Exercise objective:
Tell how many lines in these records contain the string "source", with only the number as the reply.

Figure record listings
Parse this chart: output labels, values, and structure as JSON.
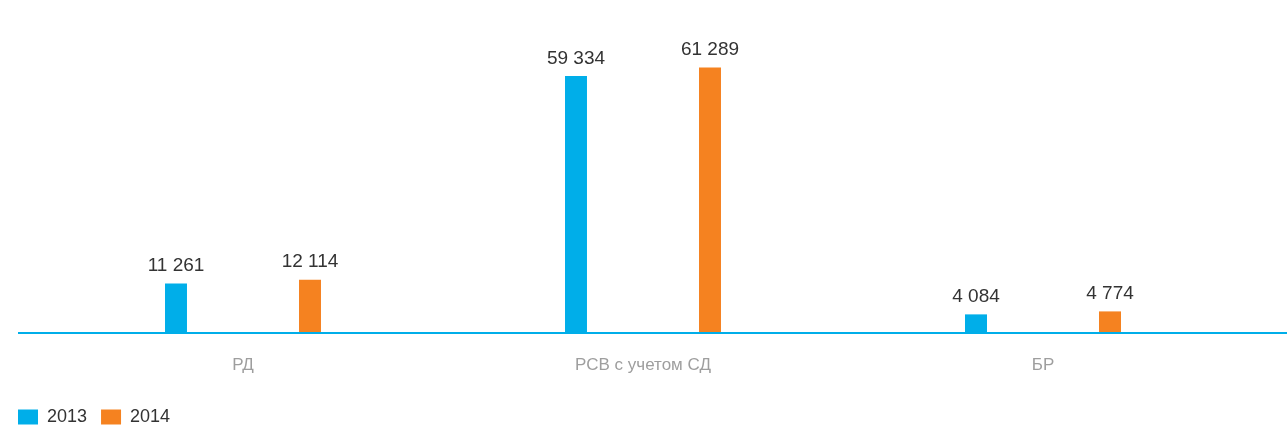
{
  "chart_data": {
    "type": "bar",
    "categories": [
      "РД",
      "РСВ с учетом СД",
      "БР"
    ],
    "series": [
      {
        "name": "2013",
        "color": "#00aee9",
        "values": [
          11261,
          59334,
          4084
        ],
        "value_labels": [
          "11 261",
          "59 334",
          "4 084"
        ]
      },
      {
        "name": "2014",
        "color": "#f58220",
        "values": [
          12114,
          61289,
          4774
        ],
        "value_labels": [
          "12 114",
          "61 289",
          "4 774"
        ]
      }
    ],
    "legend": "bottom left",
    "tick_labels": "x"
  }
}
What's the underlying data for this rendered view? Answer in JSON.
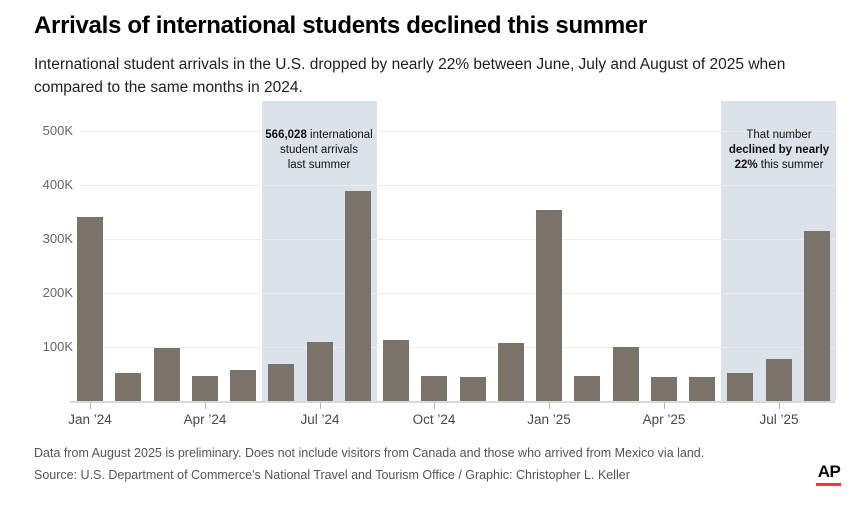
{
  "chart_data": {
    "type": "bar",
    "title": "Arrivals of international students declined this summer",
    "subtitle_lines": [
      "International student arrivals in the U.S. dropped by nearly 22% between June, July and August of 2025 when",
      "compared to the same months in 2024."
    ],
    "categories": [
      "Jan '24",
      "Feb '24",
      "Mar '24",
      "Apr '24",
      "May '24",
      "Jun '24",
      "Jul '24",
      "Aug '24",
      "Sep '24",
      "Oct '24",
      "Nov '24",
      "Dec '24",
      "Jan '25",
      "Feb '25",
      "Mar '25",
      "Apr '25",
      "May '25",
      "Jun '25",
      "Jul '25",
      "Aug '25"
    ],
    "values_thousands": [
      340,
      52,
      99,
      47,
      57,
      69,
      109,
      388,
      113,
      47,
      45,
      107,
      353,
      47,
      100,
      44,
      45,
      52,
      78,
      315
    ],
    "unit": "thousands of arrivals",
    "ylim_thousands": [
      0,
      550
    ],
    "grid": "horizontal",
    "legend": "none",
    "yticks": [
      {
        "value": 500,
        "label": "500K"
      },
      {
        "value": 400,
        "label": "400K"
      },
      {
        "value": 300,
        "label": "300K"
      },
      {
        "value": 200,
        "label": "200K"
      },
      {
        "value": 100,
        "label": "100K"
      }
    ],
    "xticks": [
      {
        "month_index": 0,
        "label": "Jan ’24"
      },
      {
        "month_index": 3,
        "label": "Apr ’24"
      },
      {
        "month_index": 6,
        "label": "Jul ’24"
      },
      {
        "month_index": 9,
        "label": "Oct ’24"
      },
      {
        "month_index": 12,
        "label": "Jan ’25"
      },
      {
        "month_index": 15,
        "label": "Apr ’25"
      },
      {
        "month_index": 18,
        "label": "Jul ’25"
      }
    ],
    "highlights": [
      {
        "name": "summer-2024",
        "from_index": 5,
        "to_index": 7
      },
      {
        "name": "summer-2025",
        "from_index": 17,
        "to_index": 19
      }
    ],
    "annotations": {
      "summer_2024": {
        "value_bold": "566,028",
        "value_rest": " international",
        "line2": "student arrivals",
        "line3": "last summer"
      },
      "summer_2025": {
        "line1": "That number",
        "line2_bold": "declined by nearly",
        "line3_bold": "22%",
        "line3_rest": " this summer"
      }
    }
  },
  "footer": {
    "note": "Data from August 2025 is preliminary. Does not include visitors from Canada and those who arrived from Mexico via land.",
    "source": "Source: U.S. Department of Commerce's National Travel and Tourism Office / Graphic: Christopher L. Keller",
    "logo_text": "AP"
  },
  "colors": {
    "bar": "#7a7369",
    "highlight": "#dce2ea",
    "grid": "#ececec",
    "axis": "#d9d9d9",
    "accent_red": "#ff322e"
  }
}
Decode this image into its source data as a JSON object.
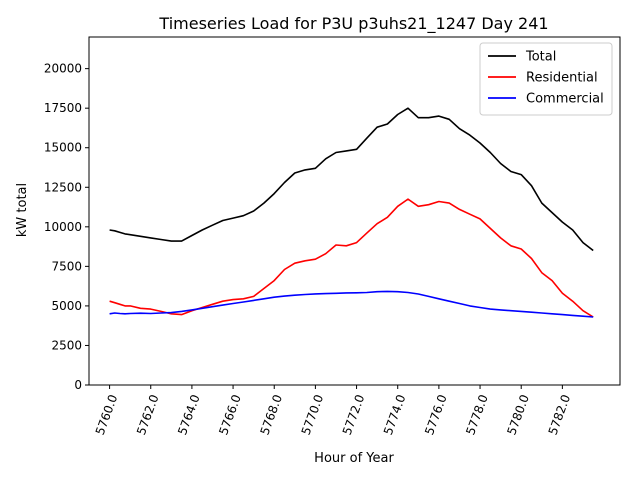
{
  "chart_data": {
    "type": "line",
    "title": "Timeseries Load for P3U p3uhs21_1247  Day 241",
    "xlabel": "Hour of Year",
    "ylabel": "kW total",
    "xlim": [
      5759.0,
      5784.8
    ],
    "ylim": [
      0,
      22000
    ],
    "xticks": [
      5760,
      5762,
      5764,
      5766,
      5768,
      5770,
      5772,
      5774,
      5776,
      5778,
      5780,
      5782
    ],
    "xtick_labels": [
      "5760.0",
      "5762.0",
      "5764.0",
      "5766.0",
      "5768.0",
      "5770.0",
      "5772.0",
      "5774.0",
      "5776.0",
      "5778.0",
      "5780.0",
      "5782.0"
    ],
    "yticks": [
      0,
      2500,
      5000,
      7500,
      10000,
      12500,
      15000,
      17500,
      20000
    ],
    "ytick_labels": [
      "0",
      "2500",
      "5000",
      "7500",
      "10000",
      "12500",
      "15000",
      "17500",
      "20000"
    ],
    "legend_position": "top-right",
    "grid": false,
    "series": [
      {
        "name": "Total",
        "color": "#000000",
        "x": [
          5760.0,
          5760.25,
          5760.5,
          5760.75,
          5761.0,
          5761.5,
          5762.0,
          5762.5,
          5763.0,
          5763.5,
          5764.0,
          5764.5,
          5765.0,
          5765.5,
          5766.0,
          5766.5,
          5767.0,
          5767.5,
          5768.0,
          5768.5,
          5769.0,
          5769.5,
          5770.0,
          5770.5,
          5771.0,
          5771.5,
          5772.0,
          5772.5,
          5773.0,
          5773.5,
          5774.0,
          5774.5,
          5775.0,
          5775.5,
          5776.0,
          5776.5,
          5777.0,
          5777.5,
          5778.0,
          5778.5,
          5779.0,
          5779.5,
          5780.0,
          5780.5,
          5781.0,
          5781.5,
          5782.0,
          5782.5,
          5783.0,
          5783.5
        ],
        "values": [
          9800,
          9750,
          9650,
          9550,
          9500,
          9400,
          9300,
          9200,
          9100,
          9100,
          9450,
          9800,
          10100,
          10400,
          10550,
          10700,
          11000,
          11500,
          12100,
          12800,
          13400,
          13600,
          13700,
          14300,
          14700,
          14800,
          14900,
          15600,
          16300,
          16500,
          17100,
          17500,
          16900,
          16900,
          17000,
          16800,
          16200,
          15800,
          15300,
          14700,
          14000,
          13500,
          13300,
          12600,
          11500,
          10900,
          10300,
          9800,
          9000,
          8500
        ]
      },
      {
        "name": "Residential",
        "color": "#ff0000",
        "x": [
          5760.0,
          5760.25,
          5760.5,
          5760.75,
          5761.0,
          5761.5,
          5762.0,
          5762.5,
          5763.0,
          5763.5,
          5764.0,
          5764.5,
          5765.0,
          5765.5,
          5766.0,
          5766.5,
          5767.0,
          5767.5,
          5768.0,
          5768.5,
          5769.0,
          5769.5,
          5770.0,
          5770.5,
          5771.0,
          5771.5,
          5772.0,
          5772.5,
          5773.0,
          5773.5,
          5774.0,
          5774.5,
          5775.0,
          5775.5,
          5776.0,
          5776.5,
          5777.0,
          5777.5,
          5778.0,
          5778.5,
          5779.0,
          5779.5,
          5780.0,
          5780.5,
          5781.0,
          5781.5,
          5782.0,
          5782.5,
          5783.0,
          5783.5
        ],
        "values": [
          5300,
          5200,
          5100,
          5000,
          5000,
          4850,
          4800,
          4650,
          4500,
          4450,
          4700,
          4900,
          5100,
          5300,
          5400,
          5450,
          5600,
          6100,
          6600,
          7300,
          7700,
          7850,
          7950,
          8300,
          8850,
          8800,
          9000,
          9600,
          10200,
          10600,
          11300,
          11750,
          11300,
          11400,
          11600,
          11500,
          11100,
          10800,
          10500,
          9900,
          9300,
          8800,
          8600,
          8000,
          7100,
          6600,
          5800,
          5300,
          4700,
          4300
        ]
      },
      {
        "name": "Commercial",
        "color": "#0000ff",
        "x": [
          5760.0,
          5760.25,
          5760.5,
          5760.75,
          5761.0,
          5761.5,
          5762.0,
          5762.5,
          5763.0,
          5763.5,
          5764.0,
          5764.5,
          5765.0,
          5765.5,
          5766.0,
          5766.5,
          5767.0,
          5767.5,
          5768.0,
          5768.5,
          5769.0,
          5769.5,
          5770.0,
          5770.5,
          5771.0,
          5771.5,
          5772.0,
          5772.5,
          5773.0,
          5773.5,
          5774.0,
          5774.5,
          5775.0,
          5775.5,
          5776.0,
          5776.5,
          5777.0,
          5777.5,
          5778.0,
          5778.5,
          5779.0,
          5779.5,
          5780.0,
          5780.5,
          5781.0,
          5781.5,
          5782.0,
          5782.5,
          5783.0,
          5783.5
        ],
        "values": [
          4500,
          4550,
          4520,
          4500,
          4520,
          4540,
          4520,
          4550,
          4580,
          4650,
          4750,
          4850,
          4950,
          5050,
          5150,
          5250,
          5350,
          5450,
          5550,
          5620,
          5680,
          5720,
          5760,
          5780,
          5800,
          5820,
          5830,
          5850,
          5900,
          5920,
          5900,
          5850,
          5750,
          5600,
          5450,
          5300,
          5150,
          5000,
          4900,
          4800,
          4750,
          4700,
          4650,
          4600,
          4550,
          4500,
          4450,
          4400,
          4350,
          4300
        ]
      }
    ]
  }
}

Problem solution:
2